* _The records_:
Start
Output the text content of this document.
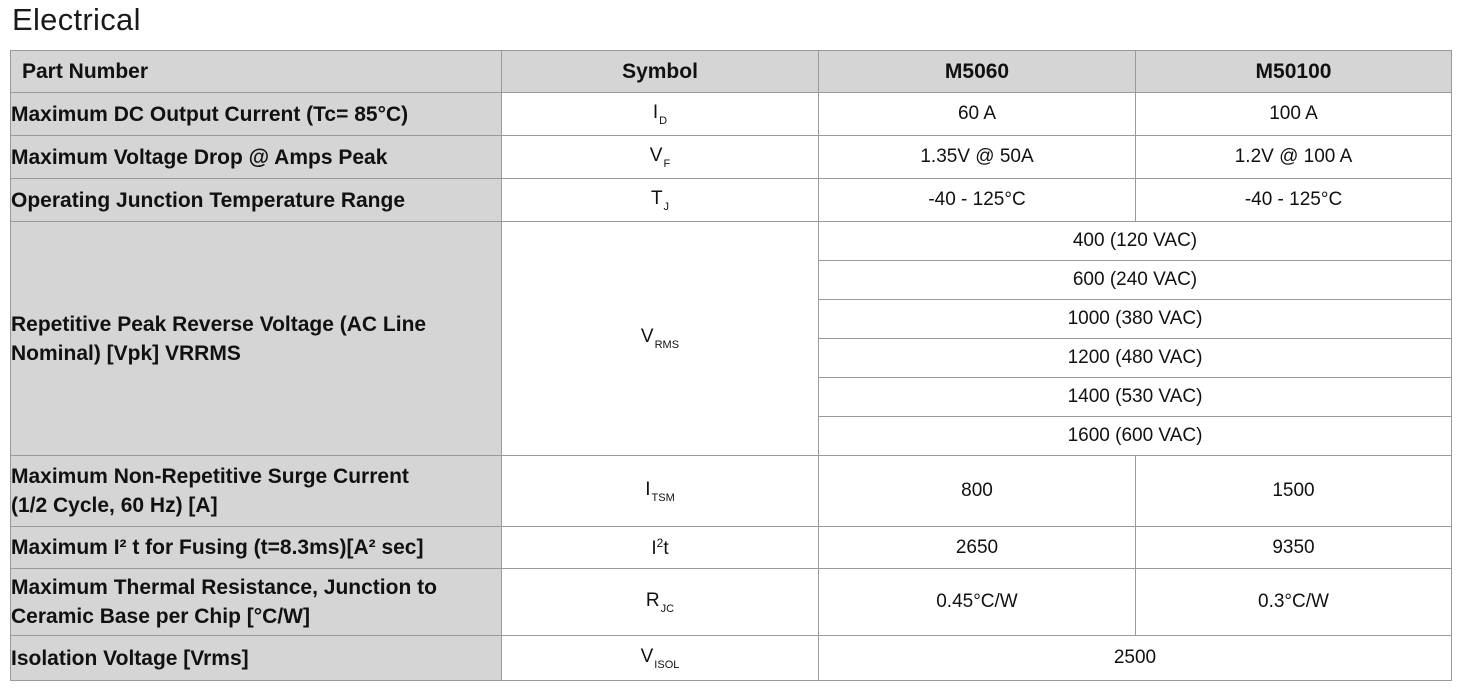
Electrical
Part Number	Symbol	M5060	M50100
Maximum DC Output Current (Tc= 85°C)	$I_D$	60 A	100 A
Maximum Voltage Drop @ Amps Peak	$V_F$	1.35V @ 50A	1.2V @ 100 A
Operating Junction Temperature Range	$T_J$	-40 - 125°C	-40 - 125°C
Repetitive Peak Reverse Voltage (AC Line
Nominal) [Vpk] VRRMS	$V_{RMS}$	400 (120 VAC)	
		600 (240 VAC)	
		1000 (380 VAC)	
		1200 (480 VAC)	
		1400 (530 VAC)	
		1600 (600 VAC)	
Maximum Non-Repetitive Surge Current
(1/2 Cycle, 60 Hz) [A]	$I_{TSM}$	800	1500
Maximum I² t for Fusing (t=8.3ms)[A² sec]	$I^2t$	2650	9350
Maximum Thermal Resistance, Junction to
Ceramic Base per Chip [°C/W]	$R_{JC}$	0.45°C/W	0.3°C/W
Isolation Voltage [Vrms]	$V_{ISOL}$	2500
End
* _Instructions for the task_: Output, exactly, all the records above; include no pictures.

* _Response_:
Output the text content of this document.
Electrical
Part Number	Symbol	M5060	M50100
Maximum DC Output Current (Tc= 85°C)	$I_D$	60 A	100 A
Maximum Voltage Drop @ Amps Peak	$V_F$	1.35V @ 50A	1.2V @ 100 A
Operating Junction Temperature Range	$T_J$	-40 - 125°C	-40 - 125°C
Repetitive Peak Reverse Voltage (AC Line
Nominal) [Vpk] VRRMS	$V_{RMS}$	400 (120 VAC)	
		600 (240 VAC)	
		1000 (380 VAC)	
		1200 (480 VAC)	
		1400 (530 VAC)	
		1600 (600 VAC)	
Maximum Non-Repetitive Surge Current
(1/2 Cycle, 60 Hz) [A]	$I_{TSM}$	800	1500
Maximum I² t for Fusing (t=8.3ms)[A² sec]	$I^2t$	2650	9350
Maximum Thermal Resistance, Junction to
Ceramic Base per Chip [°C/W]	$R_{JC}$	0.45°C/W	0.3°C/W
Isolation Voltage [Vrms]	$V_{ISOL}$	2500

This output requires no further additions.